JOB: Drop the pictures from the entries below, then reproduce the rest exactly.

RECORDS PROVIDED:
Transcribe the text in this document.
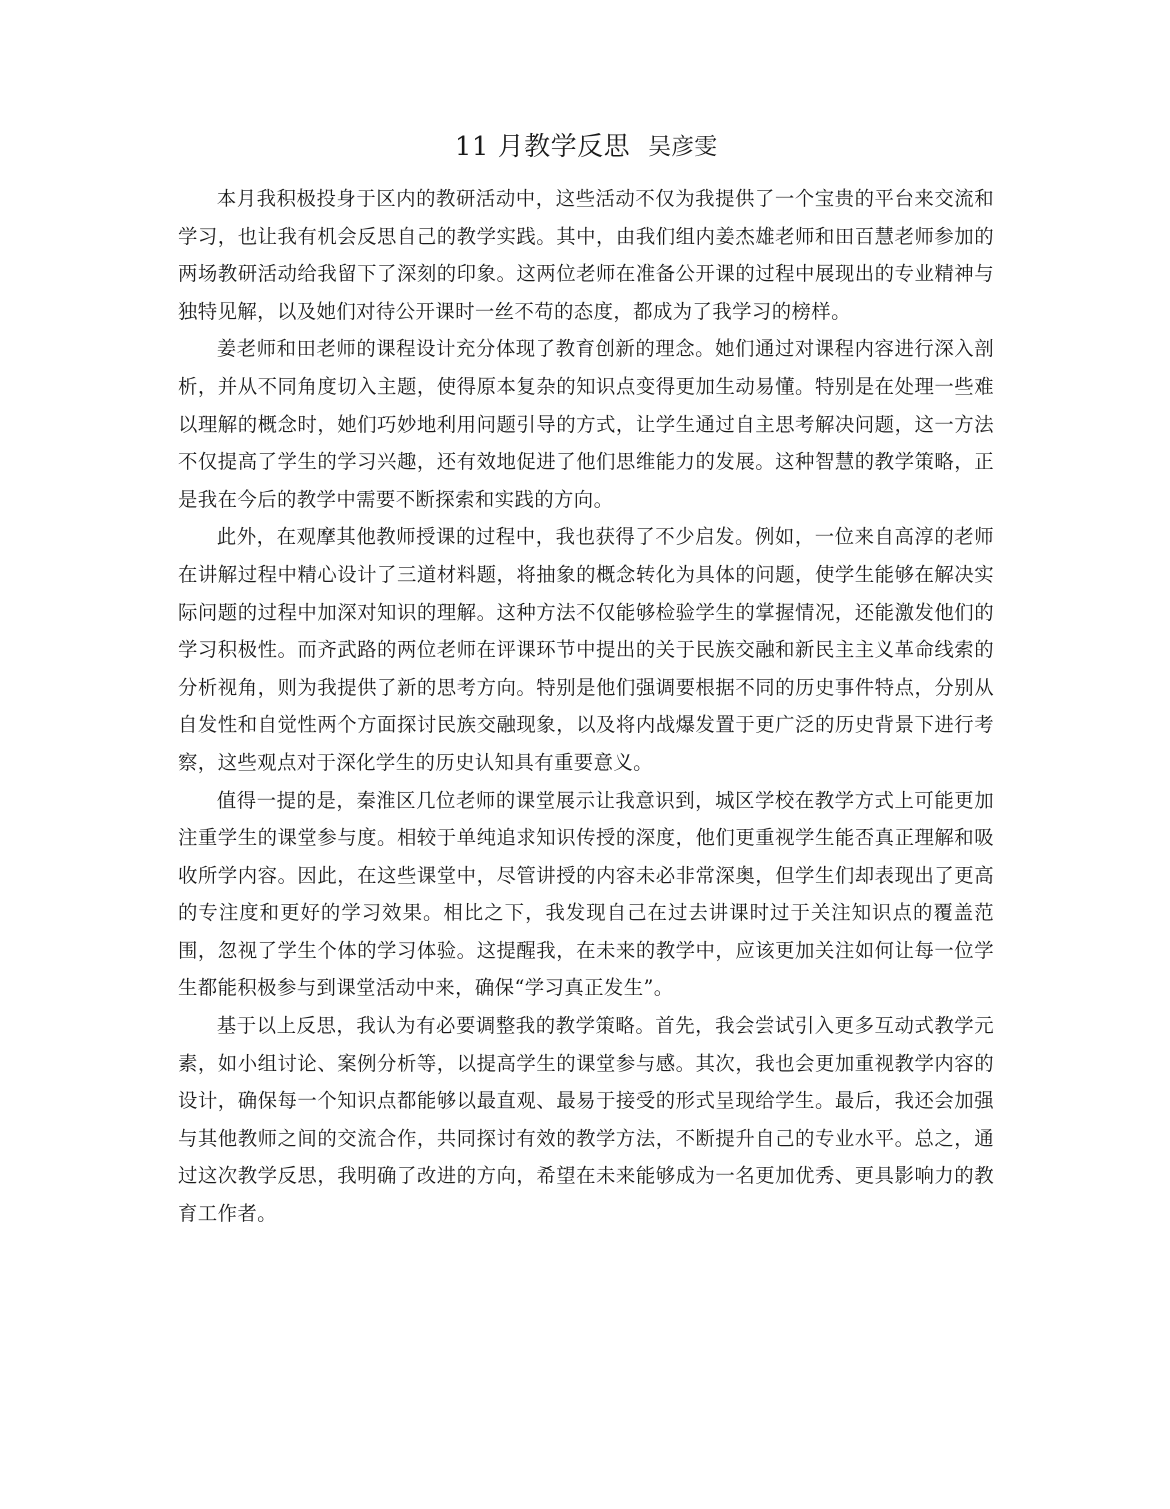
11 月教学反思 吴彦雯

本月我积极投身于区内的教研活动中，这些活动不仅为我提供了一个宝贵的平台来交流和学习，也让我有机会反思自己的教学实践。其中，由我们组内姜杰雄老师和田百慧老师参加的两场教研活动给我留下了深刻的印象。这两位老师在准备公开课的过程中展现出的专业精神与独特见解，以及她们对待公开课时一丝不苟的态度，都成为了我学习的榜样。

姜老师和田老师的课程设计充分体现了教育创新的理念。她们通过对课程内容进行深入剖析，并从不同角度切入主题，使得原本复杂的知识点变得更加生动易懂。特别是在处理一些难以理解的概念时，她们巧妙地利用问题引导的方式，让学生通过自主思考解决问题，这一方法不仅提高了学生的学习兴趣，还有效地促进了他们思维能力的发展。这种智慧的教学策略，正是我在今后的教学中需要不断探索和实践的方向。

此外，在观摩其他教师授课的过程中，我也获得了不少启发。例如，一位来自高淳的老师在讲解过程中精心设计了三道材料题，将抽象的概念转化为具体的问题，使学生能够在解决实际问题的过程中加深对知识的理解。这种方法不仅能够检验学生的掌握情况，还能激发他们的学习积极性。而齐武路的两位老师在评课环节中提出的关于民族交融和新民主主义革命线索的分析视角，则为我提供了新的思考方向。特别是他们强调要根据不同的历史事件特点，分别从自发性和自觉性两个方面探讨民族交融现象，以及将内战爆发置于更广泛的历史背景下进行考察，这些观点对于深化学生的历史认知具有重要意义。

值得一提的是，秦淮区几位老师的课堂展示让我意识到，城区学校在教学方式上可能更加注重学生的课堂参与度。相较于单纯追求知识传授的深度，他们更重视学生能否真正理解和吸收所学内容。因此，在这些课堂中，尽管讲授的内容未必非常深奥，但学生们却表现出了更高的专注度和更好的学习效果。相比之下，我发现自己在过去讲课时过于关注知识点的覆盖范围，忽视了学生个体的学习体验。这提醒我，在未来的教学中，应该更加关注如何让每一位学生都能积极参与到课堂活动中来，确保“学习真正发生”。

基于以上反思，我认为有必要调整我的教学策略。首先，我会尝试引入更多互动式教学元素，如小组讨论、案例分析等，以提高学生的课堂参与感。其次，我也会更加重视教学内容的设计，确保每一个知识点都能够以最直观、最易于接受的形式呈现给学生。最后，我还会加强与其他教师之间的交流合作，共同探讨有效的教学方法，不断提升自己的专业水平。总之，通过这次教学反思，我明确了改进的方向，希望在未来能够成为一名更加优秀、更具影响力的教育工作者。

TASK SOLUTION:
Transcribe the text in this document.
11 月教学反思 吴彦雯

本月我积极投身于区内的教研活动中，这些活动不仅为我提供了一个宝贵的平台来交流和学习，也让我有机会反思自己的教学实践。其中，由我们组内姜杰雄老师和田百慧老师参加的两场教研活动给我留下了深刻的印象。这两位老师在准备公开课的过程中展现出的专业精神与独特见解，以及她们对待公开课时一丝不苟的态度，都成为了我学习的榜样。

姜老师和田老师的课程设计充分体现了教育创新的理念。她们通过对课程内容进行深入剖析，并从不同角度切入主题，使得原本复杂的知识点变得更加生动易懂。特别是在处理一些难以理解的概念时，她们巧妙地利用问题引导的方式，让学生通过自主思考解决问题，这一方法不仅提高了学生的学习兴趣，还有效地促进了他们思维能力的发展。这种智慧的教学策略，正是我在今后的教学中需要不断探索和实践的方向。

此外，在观摩其他教师授课的过程中，我也获得了不少启发。例如，一位来自高淳的老师在讲解过程中精心设计了三道材料题，将抽象的概念转化为具体的问题，使学生能够在解决实际问题的过程中加深对知识的理解。这种方法不仅能够检验学生的掌握情况，还能激发他们的学习积极性。而齐武路的两位老师在评课环节中提出的关于民族交融和新民主主义革命线索的分析视角，则为我提供了新的思考方向。特别是他们强调要根据不同的历史事件特点，分别从自发性和自觉性两个方面探讨民族交融现象，以及将内战爆发置于更广泛的历史背景下进行考察，这些观点对于深化学生的历史认知具有重要意义。

值得一提的是，秦淮区几位老师的课堂展示让我意识到，城区学校在教学方式上可能更加注重学生的课堂参与度。相较于单纯追求知识传授的深度，他们更重视学生能否真正理解和吸收所学内容。因此，在这些课堂中，尽管讲授的内容未必非常深奥，但学生们却表现出了更高的专注度和更好的学习效果。相比之下，我发现自己在过去讲课时过于关注知识点的覆盖范围，忽视了学生个体的学习体验。这提醒我，在未来的教学中，应该更加关注如何让每一位学生都能积极参与到课堂活动中来，确保“学习真正发生”。

基于以上反思，我认为有必要调整我的教学策略。首先，我会尝试引入更多互动式教学元素，如小组讨论、案例分析等，以提高学生的课堂参与感。其次，我也会更加重视教学内容的设计，确保每一个知识点都能够以最直观、最易于接受的形式呈现给学生。最后，我还会加强与其他教师之间的交流合作，共同探讨有效的教学方法，不断提升自己的专业水平。总之，通过这次教学反思，我明确了改进的方向，希望在未来能够成为一名更加优秀、更具影响力的教育工作者。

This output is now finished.